* Begin Information provided *

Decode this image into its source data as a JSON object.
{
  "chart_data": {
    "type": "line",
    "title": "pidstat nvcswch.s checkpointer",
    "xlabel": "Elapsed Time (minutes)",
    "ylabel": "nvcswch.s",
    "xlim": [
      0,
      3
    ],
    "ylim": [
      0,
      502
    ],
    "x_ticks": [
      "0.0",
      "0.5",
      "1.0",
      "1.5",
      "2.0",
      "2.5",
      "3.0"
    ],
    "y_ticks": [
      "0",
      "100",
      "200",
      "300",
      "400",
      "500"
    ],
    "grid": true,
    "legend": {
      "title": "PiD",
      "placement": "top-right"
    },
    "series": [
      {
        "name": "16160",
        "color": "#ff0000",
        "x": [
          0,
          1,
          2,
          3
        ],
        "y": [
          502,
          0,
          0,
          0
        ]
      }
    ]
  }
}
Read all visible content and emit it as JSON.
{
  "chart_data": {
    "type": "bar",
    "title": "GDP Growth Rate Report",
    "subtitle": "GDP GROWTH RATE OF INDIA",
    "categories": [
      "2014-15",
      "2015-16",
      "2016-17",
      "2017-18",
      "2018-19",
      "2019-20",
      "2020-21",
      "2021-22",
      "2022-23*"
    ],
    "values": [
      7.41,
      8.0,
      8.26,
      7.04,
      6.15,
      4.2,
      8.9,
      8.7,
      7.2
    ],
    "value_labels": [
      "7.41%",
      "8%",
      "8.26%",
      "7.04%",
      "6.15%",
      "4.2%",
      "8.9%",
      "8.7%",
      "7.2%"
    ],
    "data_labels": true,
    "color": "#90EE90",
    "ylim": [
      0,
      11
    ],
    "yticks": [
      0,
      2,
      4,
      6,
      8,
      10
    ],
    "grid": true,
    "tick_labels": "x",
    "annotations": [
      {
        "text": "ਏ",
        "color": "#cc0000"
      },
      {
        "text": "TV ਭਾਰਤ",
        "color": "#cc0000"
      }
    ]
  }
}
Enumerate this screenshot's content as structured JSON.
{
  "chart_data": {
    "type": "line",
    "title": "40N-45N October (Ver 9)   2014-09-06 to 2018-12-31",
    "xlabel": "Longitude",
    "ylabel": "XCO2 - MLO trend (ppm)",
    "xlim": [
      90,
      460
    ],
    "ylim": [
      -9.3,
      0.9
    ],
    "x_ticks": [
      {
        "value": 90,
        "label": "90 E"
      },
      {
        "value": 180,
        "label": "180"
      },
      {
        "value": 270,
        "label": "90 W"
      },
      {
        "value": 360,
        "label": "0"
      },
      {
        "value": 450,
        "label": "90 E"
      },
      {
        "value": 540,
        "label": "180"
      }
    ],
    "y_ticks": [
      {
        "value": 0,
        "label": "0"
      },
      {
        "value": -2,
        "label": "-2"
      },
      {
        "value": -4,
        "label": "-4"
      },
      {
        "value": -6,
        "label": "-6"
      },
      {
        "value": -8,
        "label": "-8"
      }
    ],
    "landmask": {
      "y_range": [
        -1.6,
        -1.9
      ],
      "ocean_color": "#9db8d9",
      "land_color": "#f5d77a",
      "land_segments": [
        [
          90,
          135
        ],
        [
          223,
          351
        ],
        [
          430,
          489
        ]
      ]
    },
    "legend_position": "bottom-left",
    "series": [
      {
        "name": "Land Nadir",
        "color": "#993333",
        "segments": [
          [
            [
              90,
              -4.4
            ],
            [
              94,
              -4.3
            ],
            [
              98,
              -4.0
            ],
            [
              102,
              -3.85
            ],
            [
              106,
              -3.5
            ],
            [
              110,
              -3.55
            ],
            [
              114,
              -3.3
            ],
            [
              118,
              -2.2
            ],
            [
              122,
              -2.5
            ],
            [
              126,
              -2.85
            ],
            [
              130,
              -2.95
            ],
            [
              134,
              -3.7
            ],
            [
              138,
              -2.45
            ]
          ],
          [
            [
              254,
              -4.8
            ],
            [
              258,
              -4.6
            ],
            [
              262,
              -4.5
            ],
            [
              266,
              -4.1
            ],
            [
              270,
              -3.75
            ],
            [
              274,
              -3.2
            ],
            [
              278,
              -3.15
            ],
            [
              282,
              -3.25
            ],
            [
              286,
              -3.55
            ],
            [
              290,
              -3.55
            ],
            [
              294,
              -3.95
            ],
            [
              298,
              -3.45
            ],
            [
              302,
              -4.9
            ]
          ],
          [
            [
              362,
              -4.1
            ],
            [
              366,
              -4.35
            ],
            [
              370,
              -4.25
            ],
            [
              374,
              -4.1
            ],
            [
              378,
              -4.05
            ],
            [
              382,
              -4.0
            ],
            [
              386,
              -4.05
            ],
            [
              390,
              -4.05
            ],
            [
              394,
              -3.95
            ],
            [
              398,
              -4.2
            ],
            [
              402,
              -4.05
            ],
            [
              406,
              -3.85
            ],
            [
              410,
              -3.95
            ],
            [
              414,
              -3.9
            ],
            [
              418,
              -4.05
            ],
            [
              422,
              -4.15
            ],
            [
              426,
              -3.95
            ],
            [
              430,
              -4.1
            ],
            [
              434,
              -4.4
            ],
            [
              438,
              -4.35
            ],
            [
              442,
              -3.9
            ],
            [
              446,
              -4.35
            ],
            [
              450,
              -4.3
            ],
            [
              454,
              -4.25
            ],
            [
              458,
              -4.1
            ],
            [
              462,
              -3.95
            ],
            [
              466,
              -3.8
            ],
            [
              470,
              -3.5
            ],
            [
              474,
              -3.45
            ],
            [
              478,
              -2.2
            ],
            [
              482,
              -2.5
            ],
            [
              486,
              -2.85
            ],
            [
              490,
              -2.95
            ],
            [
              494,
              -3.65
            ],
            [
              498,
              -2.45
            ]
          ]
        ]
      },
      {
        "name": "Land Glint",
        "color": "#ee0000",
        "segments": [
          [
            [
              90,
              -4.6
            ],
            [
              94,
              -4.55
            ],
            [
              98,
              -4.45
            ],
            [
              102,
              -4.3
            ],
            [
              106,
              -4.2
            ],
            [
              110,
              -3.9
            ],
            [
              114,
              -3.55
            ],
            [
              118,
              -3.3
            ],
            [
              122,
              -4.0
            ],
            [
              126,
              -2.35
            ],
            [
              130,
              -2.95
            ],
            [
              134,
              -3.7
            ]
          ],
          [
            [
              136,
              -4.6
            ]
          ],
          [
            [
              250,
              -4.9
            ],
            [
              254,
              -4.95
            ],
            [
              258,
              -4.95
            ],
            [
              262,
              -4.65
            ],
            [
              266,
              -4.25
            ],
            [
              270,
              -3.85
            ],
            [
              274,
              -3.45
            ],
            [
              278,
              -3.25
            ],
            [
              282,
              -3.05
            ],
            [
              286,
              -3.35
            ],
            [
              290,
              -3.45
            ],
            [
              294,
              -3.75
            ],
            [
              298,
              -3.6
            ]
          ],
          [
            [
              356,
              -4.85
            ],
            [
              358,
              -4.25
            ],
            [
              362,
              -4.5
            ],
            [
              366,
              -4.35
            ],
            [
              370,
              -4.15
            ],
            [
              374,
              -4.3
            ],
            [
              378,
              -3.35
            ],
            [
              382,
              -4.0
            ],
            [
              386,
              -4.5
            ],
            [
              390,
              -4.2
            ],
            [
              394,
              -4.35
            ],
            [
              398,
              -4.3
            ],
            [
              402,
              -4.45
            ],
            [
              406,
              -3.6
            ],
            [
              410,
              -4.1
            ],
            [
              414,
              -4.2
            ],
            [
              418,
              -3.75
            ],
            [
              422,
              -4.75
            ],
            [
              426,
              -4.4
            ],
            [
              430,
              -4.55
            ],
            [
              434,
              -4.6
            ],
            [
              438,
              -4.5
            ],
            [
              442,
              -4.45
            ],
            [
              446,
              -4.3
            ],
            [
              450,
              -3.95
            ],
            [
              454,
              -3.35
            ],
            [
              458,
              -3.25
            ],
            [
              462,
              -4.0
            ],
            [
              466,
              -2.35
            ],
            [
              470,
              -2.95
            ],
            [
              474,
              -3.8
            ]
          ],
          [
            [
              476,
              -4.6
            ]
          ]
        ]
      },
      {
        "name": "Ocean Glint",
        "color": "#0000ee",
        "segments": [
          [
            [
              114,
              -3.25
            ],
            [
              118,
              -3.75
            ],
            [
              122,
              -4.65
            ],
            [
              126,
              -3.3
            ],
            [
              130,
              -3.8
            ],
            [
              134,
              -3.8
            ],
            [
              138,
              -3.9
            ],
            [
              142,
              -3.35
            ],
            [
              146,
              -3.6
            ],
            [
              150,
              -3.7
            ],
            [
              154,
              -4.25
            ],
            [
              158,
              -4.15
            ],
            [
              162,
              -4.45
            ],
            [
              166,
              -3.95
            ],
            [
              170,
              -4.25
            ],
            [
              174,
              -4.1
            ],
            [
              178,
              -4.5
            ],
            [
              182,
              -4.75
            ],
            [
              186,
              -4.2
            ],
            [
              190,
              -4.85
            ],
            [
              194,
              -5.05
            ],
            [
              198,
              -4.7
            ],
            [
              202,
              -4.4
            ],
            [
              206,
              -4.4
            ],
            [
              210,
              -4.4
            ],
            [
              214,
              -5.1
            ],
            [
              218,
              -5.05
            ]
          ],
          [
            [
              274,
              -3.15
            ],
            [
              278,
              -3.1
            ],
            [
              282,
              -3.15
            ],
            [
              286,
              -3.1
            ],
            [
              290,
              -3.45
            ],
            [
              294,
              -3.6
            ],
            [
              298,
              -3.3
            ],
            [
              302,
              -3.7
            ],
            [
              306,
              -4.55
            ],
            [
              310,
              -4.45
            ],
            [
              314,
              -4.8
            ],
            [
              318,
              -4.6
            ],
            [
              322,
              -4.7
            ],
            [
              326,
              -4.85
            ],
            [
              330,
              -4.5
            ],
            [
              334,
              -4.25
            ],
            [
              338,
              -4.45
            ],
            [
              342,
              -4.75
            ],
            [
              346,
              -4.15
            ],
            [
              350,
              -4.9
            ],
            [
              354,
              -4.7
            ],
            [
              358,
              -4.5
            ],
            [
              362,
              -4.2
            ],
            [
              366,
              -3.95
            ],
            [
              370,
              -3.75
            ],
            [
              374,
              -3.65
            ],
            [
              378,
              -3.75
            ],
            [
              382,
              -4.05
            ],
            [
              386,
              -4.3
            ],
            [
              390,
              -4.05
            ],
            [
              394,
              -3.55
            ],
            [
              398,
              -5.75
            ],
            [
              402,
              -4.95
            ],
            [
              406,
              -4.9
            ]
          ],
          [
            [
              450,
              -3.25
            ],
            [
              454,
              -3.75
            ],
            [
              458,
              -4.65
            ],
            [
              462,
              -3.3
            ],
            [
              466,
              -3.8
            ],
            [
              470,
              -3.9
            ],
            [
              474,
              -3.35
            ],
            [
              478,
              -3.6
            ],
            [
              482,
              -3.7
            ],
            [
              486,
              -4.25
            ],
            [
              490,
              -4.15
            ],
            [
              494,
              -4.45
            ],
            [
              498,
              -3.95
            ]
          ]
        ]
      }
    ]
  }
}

* End Information provided *

**Task brief:** Within the data above, pick out all lines holding the word "ylabel".

**Solution to the problem:**
    "ylabel": "nvcswch.s",
    "ylabel": "XCO2 - MLO trend (ppm)",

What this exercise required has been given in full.